Problem: Scan the material for the word "小彩大乐", and copy each line where it shows up.

Listed entries:

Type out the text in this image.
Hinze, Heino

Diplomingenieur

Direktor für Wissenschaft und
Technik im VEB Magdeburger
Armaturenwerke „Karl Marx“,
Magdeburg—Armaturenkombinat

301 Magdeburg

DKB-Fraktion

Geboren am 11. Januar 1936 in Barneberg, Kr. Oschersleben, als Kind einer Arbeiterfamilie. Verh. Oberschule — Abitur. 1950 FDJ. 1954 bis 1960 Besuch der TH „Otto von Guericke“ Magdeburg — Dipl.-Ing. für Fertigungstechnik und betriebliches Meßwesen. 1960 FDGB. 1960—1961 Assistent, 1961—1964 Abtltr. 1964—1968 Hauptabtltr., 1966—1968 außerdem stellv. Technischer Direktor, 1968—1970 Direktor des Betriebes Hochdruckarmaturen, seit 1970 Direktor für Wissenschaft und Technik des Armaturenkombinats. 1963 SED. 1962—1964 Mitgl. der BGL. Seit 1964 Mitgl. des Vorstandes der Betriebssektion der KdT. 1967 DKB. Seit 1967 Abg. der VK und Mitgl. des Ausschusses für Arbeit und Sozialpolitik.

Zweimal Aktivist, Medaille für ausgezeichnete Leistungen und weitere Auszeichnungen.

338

...

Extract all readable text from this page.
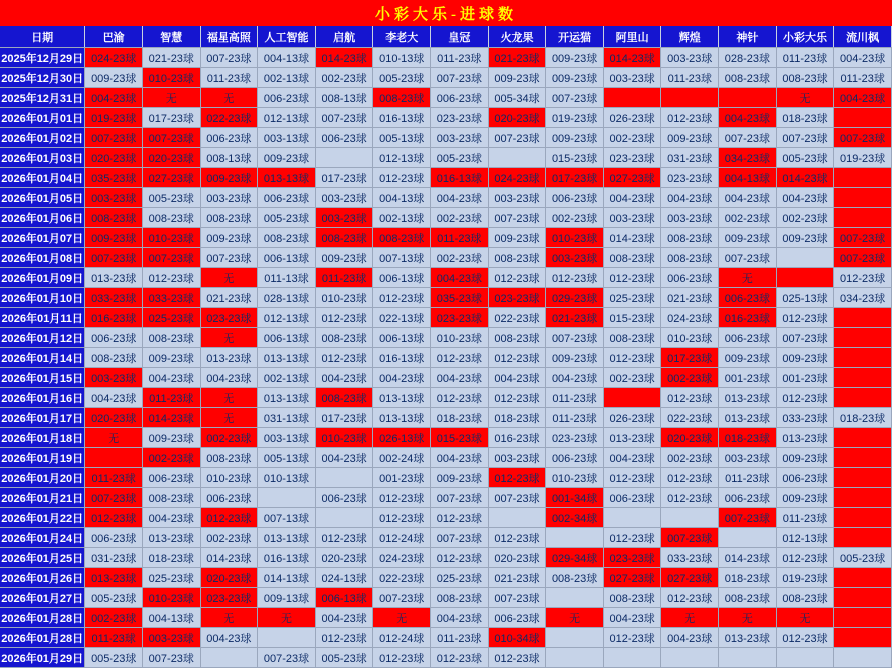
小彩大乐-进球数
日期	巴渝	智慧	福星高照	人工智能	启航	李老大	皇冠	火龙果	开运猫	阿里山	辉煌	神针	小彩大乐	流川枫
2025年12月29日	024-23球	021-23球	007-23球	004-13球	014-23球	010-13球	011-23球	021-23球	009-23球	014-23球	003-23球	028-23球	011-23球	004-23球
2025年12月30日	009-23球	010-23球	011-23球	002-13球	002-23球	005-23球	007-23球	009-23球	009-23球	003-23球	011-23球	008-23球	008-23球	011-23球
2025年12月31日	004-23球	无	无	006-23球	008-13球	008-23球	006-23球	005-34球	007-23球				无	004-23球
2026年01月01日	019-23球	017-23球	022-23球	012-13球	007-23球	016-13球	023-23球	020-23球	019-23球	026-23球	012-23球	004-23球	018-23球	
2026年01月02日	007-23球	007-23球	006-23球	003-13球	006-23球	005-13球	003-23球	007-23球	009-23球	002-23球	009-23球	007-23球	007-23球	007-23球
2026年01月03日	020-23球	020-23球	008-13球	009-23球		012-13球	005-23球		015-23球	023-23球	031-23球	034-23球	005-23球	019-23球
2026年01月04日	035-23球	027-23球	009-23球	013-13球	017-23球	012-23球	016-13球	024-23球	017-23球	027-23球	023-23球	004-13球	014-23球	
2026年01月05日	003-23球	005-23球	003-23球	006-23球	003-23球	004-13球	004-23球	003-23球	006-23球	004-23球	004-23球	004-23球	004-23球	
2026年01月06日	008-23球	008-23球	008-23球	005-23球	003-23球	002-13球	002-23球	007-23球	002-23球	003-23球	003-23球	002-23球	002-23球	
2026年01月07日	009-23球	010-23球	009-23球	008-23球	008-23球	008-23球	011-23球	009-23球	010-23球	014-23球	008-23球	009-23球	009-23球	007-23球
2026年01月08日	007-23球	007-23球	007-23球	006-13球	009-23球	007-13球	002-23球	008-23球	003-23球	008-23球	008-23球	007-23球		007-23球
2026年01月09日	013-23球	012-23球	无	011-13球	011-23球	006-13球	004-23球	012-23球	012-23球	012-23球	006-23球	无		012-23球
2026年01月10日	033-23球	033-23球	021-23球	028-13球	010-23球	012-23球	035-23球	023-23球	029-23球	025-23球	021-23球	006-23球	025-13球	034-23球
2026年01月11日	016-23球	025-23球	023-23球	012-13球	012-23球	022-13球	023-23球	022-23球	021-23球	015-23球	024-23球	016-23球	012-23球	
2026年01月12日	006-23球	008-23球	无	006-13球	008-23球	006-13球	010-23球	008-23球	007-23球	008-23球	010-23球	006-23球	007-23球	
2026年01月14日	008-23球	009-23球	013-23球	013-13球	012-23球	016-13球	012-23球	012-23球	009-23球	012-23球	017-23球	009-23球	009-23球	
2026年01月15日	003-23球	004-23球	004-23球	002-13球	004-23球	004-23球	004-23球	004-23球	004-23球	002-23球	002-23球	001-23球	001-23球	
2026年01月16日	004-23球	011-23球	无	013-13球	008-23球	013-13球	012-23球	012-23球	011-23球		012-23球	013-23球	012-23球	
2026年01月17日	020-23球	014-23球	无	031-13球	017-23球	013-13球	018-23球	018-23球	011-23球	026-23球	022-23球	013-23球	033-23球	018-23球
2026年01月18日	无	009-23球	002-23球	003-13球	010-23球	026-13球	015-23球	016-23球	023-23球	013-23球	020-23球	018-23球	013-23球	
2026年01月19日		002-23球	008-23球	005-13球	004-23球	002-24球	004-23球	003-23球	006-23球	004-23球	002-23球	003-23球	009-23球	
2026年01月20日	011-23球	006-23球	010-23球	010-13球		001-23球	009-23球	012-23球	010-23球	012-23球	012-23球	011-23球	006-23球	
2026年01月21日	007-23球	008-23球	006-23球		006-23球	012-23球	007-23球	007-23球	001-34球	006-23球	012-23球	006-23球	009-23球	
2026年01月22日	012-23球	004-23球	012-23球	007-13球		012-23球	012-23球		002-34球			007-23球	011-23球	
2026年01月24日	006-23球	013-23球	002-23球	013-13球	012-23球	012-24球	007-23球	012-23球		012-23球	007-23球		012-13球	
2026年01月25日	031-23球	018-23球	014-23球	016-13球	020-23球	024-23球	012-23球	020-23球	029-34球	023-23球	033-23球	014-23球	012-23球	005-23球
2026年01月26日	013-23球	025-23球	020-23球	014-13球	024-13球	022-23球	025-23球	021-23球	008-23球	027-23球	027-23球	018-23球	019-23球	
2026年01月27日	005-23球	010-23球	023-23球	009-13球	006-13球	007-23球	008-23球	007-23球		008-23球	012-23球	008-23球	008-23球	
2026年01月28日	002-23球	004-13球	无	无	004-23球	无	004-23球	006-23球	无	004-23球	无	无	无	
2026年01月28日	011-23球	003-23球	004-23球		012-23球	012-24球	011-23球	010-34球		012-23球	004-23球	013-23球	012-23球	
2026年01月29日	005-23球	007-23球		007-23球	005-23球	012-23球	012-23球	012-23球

Written response:
小彩大乐-进球数
日期	巴渝	智慧	福星高照	人工智能	启航	李老大	皇冠	火龙果	开运猫	阿里山	辉煌	神针	小彩大乐	流川枫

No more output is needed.